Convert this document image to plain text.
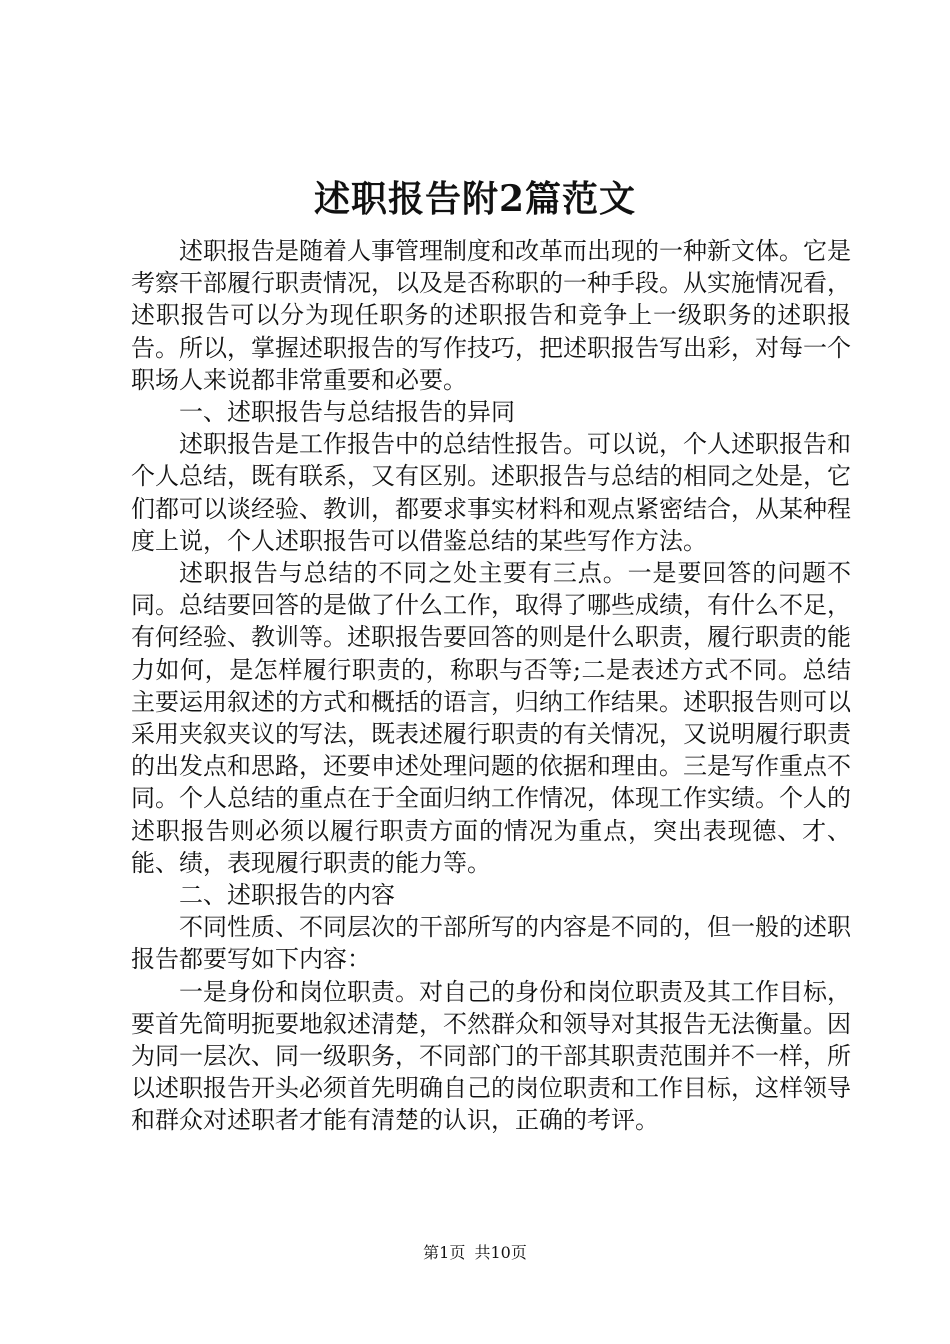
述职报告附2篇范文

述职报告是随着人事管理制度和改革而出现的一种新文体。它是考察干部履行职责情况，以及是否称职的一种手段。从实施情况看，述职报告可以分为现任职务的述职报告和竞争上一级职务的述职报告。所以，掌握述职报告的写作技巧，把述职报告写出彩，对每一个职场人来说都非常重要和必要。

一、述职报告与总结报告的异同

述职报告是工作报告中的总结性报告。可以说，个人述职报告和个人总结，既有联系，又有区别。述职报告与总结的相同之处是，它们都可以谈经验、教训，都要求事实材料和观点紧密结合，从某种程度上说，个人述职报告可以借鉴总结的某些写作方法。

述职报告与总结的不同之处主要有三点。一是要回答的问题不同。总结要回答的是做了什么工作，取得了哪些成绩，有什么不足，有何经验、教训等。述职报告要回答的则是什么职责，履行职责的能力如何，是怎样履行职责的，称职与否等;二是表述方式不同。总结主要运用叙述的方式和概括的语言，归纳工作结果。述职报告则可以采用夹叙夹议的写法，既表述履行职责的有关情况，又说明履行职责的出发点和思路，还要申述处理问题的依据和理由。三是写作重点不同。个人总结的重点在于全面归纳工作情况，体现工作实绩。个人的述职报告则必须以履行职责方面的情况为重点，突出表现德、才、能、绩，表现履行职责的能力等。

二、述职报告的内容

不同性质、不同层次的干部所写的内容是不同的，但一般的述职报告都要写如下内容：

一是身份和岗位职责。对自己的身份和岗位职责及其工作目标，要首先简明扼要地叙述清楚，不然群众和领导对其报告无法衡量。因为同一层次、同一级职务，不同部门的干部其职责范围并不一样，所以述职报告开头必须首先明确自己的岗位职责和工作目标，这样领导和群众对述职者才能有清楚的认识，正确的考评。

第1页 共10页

━━━━━━━━━━━━━━━━━━━━

* **Exercise details**
Extract every line of the data exactly; pictures stay out.

* **Solved exercise**
Convert this document image to plain text.
述职报告附2篇范文

述职报告是随着人事管理制度和改革而出现的一种新文体。它是考察干部履行职责情况，以及是否称职的一种手段。从实施情况看，述职报告可以分为现任职务的述职报告和竞争上一级职务的述职报告。所以，掌握述职报告的写作技巧，把述职报告写出彩，对每一个职场人来说都非常重要和必要。

一、述职报告与总结报告的异同

述职报告是工作报告中的总结性报告。可以说，个人述职报告和个人总结，既有联系，又有区别。述职报告与总结的相同之处是，它们都可以谈经验、教训，都要求事实材料和观点紧密结合，从某种程度上说，个人述职报告可以借鉴总结的某些写作方法。

述职报告与总结的不同之处主要有三点。一是要回答的问题不同。总结要回答的是做了什么工作，取得了哪些成绩，有什么不足，有何经验、教训等。述职报告要回答的则是什么职责，履行职责的能力如何，是怎样履行职责的，称职与否等;二是表述方式不同。总结主要运用叙述的方式和概括的语言，归纳工作结果。述职报告则可以采用夹叙夹议的写法，既表述履行职责的有关情况，又说明履行职责的出发点和思路，还要申述处理问题的依据和理由。三是写作重点不同。个人总结的重点在于全面归纳工作情况，体现工作实绩。个人的述职报告则必须以履行职责方面的情况为重点，突出表现德、才、能、绩，表现履行职责的能力等。

二、述职报告的内容

不同性质、不同层次的干部所写的内容是不同的，但一般的述职报告都要写如下内容：

一是身份和岗位职责。对自己的身份和岗位职责及其工作目标，要首先简明扼要地叙述清楚，不然群众和领导对其报告无法衡量。因为同一层次、同一级职务，不同部门的干部其职责范围并不一样，所以述职报告开头必须首先明确自己的岗位职责和工作目标，这样领导和群众对述职者才能有清楚的认识，正确的考评。

第1页 共10页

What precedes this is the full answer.